---- DATA TO USE

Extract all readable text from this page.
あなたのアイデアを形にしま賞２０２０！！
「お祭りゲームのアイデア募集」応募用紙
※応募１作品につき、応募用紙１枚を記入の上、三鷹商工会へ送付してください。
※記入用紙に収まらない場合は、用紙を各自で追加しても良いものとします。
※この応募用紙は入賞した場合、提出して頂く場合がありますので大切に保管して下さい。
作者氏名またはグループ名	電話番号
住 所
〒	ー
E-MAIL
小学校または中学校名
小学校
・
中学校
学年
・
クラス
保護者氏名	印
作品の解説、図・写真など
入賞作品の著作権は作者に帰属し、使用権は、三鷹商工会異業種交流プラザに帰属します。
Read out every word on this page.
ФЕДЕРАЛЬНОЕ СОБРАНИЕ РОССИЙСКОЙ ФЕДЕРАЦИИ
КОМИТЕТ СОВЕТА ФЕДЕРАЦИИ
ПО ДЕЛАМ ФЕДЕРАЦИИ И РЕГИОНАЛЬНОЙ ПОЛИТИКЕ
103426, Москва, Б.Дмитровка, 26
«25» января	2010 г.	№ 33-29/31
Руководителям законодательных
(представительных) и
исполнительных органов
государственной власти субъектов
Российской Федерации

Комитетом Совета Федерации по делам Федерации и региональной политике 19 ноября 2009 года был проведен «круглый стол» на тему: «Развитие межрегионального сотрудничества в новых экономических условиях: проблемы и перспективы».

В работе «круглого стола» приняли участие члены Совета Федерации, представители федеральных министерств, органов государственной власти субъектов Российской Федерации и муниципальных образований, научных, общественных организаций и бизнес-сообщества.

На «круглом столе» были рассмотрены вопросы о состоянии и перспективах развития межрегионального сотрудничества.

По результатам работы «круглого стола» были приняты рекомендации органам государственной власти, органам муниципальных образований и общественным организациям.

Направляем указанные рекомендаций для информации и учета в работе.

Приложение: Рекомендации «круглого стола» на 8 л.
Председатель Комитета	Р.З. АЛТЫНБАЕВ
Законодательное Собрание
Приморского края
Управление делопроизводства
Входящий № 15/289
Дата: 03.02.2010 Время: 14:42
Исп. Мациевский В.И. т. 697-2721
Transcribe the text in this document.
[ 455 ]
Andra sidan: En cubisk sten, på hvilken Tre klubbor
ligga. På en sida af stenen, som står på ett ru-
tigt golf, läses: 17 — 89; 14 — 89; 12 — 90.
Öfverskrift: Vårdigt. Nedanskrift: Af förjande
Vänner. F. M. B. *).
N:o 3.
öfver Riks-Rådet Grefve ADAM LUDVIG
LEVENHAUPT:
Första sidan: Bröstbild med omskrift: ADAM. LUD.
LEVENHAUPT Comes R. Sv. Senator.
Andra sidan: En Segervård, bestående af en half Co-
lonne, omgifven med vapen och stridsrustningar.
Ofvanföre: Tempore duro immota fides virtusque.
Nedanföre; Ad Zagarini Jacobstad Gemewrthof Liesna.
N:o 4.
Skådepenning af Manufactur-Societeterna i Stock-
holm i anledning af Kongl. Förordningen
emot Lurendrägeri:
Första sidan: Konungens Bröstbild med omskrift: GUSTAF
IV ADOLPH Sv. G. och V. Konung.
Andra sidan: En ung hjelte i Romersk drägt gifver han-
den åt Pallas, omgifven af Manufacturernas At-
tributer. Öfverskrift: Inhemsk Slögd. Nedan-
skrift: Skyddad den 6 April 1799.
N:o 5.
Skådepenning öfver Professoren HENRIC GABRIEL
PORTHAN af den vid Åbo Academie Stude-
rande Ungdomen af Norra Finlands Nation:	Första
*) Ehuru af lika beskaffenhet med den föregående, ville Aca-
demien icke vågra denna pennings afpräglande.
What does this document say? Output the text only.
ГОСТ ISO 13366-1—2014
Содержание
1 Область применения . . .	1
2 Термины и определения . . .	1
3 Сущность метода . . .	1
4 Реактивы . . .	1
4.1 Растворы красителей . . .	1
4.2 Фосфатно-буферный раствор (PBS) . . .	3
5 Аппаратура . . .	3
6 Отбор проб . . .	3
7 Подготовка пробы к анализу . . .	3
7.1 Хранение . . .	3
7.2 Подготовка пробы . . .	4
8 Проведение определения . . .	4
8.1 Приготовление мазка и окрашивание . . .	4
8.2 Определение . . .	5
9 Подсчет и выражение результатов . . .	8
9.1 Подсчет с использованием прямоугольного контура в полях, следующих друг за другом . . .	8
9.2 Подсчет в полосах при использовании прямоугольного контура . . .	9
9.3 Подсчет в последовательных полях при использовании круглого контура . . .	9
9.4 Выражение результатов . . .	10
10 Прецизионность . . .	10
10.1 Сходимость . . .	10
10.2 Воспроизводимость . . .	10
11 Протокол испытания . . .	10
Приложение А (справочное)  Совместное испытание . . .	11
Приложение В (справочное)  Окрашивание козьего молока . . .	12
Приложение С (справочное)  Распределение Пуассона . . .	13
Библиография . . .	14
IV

--------

- TASK GOAL
Look above for the line containing "What does this", then transcribe it and all lines after it through the last, exactly and with nothing else.

- SOLUTION FOR THIS TASK
What does this document say? Output the text only.
ГОСТ ISO 13366-1—2014
Содержание
1 Область применения . . .	1
2 Термины и определения . . .	1
3 Сущность метода . . .	1
4 Реактивы . . .	1
4.1 Растворы красителей . . .	1
4.2 Фосфатно-буферный раствор (PBS) . . .	3
5 Аппаратура . . .	3
6 Отбор проб . . .	3
7 Подготовка пробы к анализу . . .	3
7.1 Хранение . . .	3
7.2 Подготовка пробы . . .	4
8 Проведение определения . . .	4
8.1 Приготовление мазка и окрашивание . . .	4
8.2 Определение . . .	5
9 Подсчет и выражение результатов . . .	8
9.1 Подсчет с использованием прямоугольного контура в полях, следующих друг за другом . . .	8
9.2 Подсчет в полосах при использовании прямоугольного контура . . .	9
9.3 Подсчет в последовательных полях при использовании круглого контура . . .	9
9.4 Выражение результатов . . .	10
10 Прецизионность . . .	10
10.1 Сходимость . . .	10
10.2 Воспроизводимость . . .	10
11 Протокол испытания . . .	10
Приложение А (справочное)  Совместное испытание . . .	11
Приложение В (справочное)  Окрашивание козьего молока . . .	12
Приложение С (справочное)  Распределение Пуассона . . .	13
Библиография . . .	14
IV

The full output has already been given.